Data entries for graphics:
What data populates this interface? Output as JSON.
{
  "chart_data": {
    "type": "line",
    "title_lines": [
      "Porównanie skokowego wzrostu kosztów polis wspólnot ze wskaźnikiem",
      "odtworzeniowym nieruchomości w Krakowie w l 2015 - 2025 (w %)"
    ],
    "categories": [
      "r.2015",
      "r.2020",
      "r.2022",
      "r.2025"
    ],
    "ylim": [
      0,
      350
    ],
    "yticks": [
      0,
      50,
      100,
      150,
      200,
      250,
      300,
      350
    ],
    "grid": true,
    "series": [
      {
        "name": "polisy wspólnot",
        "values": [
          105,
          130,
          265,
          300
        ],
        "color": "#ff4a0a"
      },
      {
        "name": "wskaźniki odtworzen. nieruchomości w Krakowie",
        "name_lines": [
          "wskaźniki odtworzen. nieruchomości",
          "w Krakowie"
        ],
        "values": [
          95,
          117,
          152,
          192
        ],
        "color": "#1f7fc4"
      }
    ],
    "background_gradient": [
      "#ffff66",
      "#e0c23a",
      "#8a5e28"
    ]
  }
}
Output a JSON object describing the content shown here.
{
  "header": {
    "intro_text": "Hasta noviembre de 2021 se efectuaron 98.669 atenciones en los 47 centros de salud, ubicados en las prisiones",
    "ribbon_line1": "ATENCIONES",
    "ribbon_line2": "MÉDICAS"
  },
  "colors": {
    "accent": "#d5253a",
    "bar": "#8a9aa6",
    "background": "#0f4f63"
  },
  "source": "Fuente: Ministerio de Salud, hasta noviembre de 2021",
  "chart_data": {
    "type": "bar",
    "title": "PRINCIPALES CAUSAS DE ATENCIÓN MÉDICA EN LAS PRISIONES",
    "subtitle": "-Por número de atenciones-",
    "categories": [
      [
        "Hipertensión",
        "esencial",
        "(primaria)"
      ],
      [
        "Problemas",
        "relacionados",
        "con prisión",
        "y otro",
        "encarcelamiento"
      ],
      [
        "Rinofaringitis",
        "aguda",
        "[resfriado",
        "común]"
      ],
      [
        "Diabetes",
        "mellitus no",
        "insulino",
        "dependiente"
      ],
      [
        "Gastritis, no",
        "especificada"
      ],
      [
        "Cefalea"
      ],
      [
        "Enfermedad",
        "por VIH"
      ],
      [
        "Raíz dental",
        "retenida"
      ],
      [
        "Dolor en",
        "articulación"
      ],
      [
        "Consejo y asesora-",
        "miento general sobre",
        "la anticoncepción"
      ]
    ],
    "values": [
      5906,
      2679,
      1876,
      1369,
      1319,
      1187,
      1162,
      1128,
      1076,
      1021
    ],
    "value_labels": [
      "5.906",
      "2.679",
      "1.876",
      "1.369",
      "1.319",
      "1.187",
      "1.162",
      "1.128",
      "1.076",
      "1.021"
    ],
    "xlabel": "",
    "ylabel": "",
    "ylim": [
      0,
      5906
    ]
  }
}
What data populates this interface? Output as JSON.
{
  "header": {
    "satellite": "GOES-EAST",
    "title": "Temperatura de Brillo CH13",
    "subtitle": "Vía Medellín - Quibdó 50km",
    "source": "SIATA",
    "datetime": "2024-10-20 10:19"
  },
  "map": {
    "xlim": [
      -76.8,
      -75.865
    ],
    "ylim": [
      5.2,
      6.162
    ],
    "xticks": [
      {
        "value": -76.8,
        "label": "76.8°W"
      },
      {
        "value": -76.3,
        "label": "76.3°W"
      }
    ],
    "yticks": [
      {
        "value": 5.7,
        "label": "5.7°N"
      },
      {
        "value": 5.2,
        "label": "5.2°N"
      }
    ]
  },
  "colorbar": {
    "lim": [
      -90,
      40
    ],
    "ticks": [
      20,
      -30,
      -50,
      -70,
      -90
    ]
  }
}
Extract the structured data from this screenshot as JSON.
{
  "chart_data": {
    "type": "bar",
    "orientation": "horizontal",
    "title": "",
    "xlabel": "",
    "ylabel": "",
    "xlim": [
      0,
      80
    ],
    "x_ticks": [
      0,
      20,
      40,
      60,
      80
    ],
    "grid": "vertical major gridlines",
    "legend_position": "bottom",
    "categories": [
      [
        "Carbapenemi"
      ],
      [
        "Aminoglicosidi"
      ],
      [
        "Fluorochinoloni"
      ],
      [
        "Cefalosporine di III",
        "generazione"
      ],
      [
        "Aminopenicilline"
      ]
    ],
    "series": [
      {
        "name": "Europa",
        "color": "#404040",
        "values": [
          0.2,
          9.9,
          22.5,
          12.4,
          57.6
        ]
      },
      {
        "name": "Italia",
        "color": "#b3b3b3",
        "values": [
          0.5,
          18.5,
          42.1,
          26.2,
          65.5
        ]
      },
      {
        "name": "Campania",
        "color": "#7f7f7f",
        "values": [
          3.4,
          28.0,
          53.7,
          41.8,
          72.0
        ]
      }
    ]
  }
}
==
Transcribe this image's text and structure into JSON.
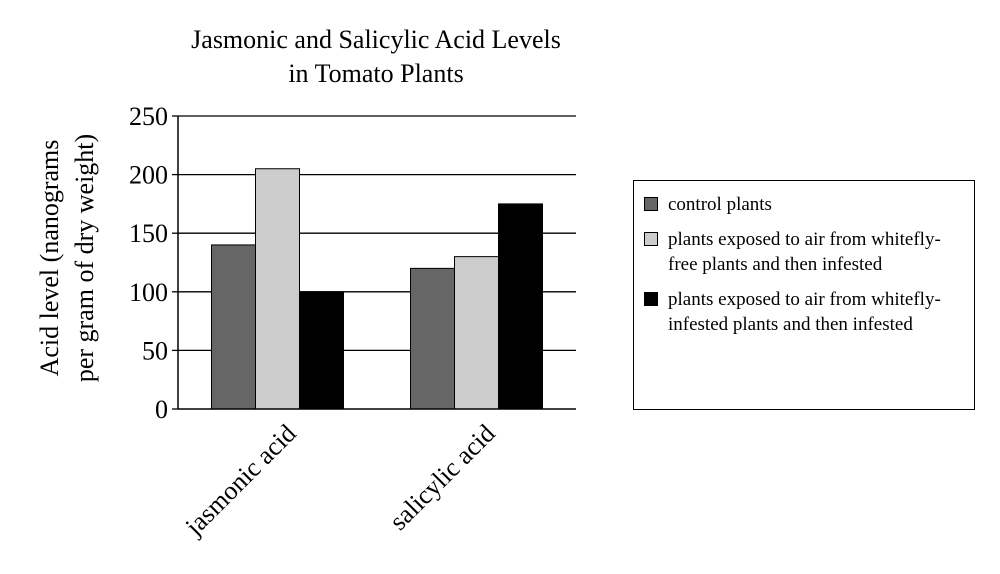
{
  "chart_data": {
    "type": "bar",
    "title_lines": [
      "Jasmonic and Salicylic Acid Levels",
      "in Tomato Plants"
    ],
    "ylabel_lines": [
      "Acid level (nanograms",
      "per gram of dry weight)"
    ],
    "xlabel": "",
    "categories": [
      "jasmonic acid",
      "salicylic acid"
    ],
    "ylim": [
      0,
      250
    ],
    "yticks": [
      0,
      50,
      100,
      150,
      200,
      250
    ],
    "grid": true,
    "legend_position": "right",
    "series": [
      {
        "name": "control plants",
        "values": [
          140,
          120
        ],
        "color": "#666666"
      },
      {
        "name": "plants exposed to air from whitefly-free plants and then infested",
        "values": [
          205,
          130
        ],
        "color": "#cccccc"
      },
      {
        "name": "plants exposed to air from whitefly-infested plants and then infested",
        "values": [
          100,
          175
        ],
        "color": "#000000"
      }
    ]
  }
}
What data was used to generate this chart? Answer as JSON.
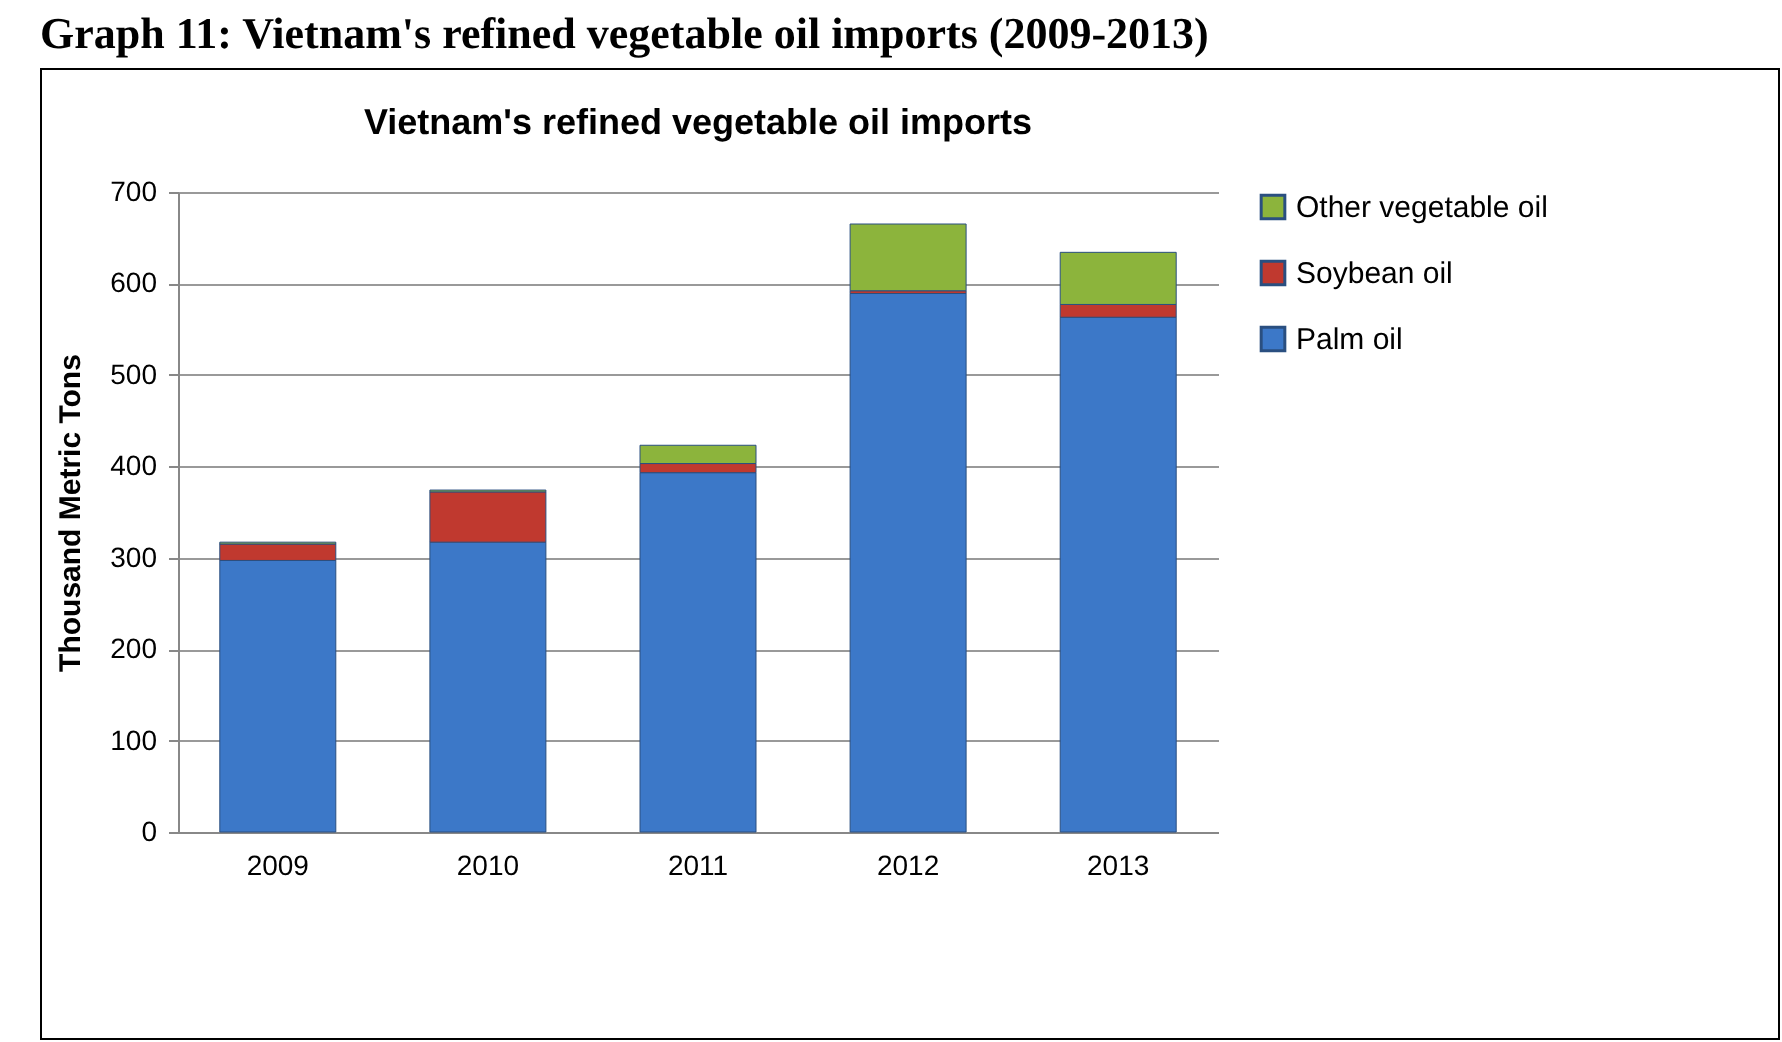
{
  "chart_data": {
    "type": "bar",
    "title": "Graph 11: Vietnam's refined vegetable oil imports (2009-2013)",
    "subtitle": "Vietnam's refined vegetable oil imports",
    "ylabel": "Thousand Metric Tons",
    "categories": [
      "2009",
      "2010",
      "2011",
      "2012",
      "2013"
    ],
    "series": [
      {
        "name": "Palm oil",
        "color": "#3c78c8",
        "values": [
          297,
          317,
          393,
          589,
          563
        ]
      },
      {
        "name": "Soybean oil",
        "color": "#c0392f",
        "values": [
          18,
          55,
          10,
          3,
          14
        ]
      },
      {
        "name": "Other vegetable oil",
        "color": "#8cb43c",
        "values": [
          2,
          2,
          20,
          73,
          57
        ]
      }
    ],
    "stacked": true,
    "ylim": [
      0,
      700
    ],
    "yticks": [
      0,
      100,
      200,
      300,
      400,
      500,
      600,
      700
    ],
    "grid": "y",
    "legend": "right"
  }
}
--
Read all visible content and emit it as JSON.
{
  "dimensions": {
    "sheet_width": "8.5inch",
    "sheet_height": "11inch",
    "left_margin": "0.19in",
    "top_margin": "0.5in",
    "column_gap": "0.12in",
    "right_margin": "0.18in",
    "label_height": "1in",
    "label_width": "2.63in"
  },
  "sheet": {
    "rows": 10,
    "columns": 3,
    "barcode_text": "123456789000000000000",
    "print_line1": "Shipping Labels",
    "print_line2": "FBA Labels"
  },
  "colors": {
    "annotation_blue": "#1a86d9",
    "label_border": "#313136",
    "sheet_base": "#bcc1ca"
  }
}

WRITTEN PROBLEM
Isolate each line of the listing above that includes "from". Copy it.

FINISHED TASK
Extract the structured data from this screenshot as JSON.
        "name": "plants exposed to air from whitefly-free plants and then infested",
        "name": "plants exposed to air from whitefly-infested plants and then infested",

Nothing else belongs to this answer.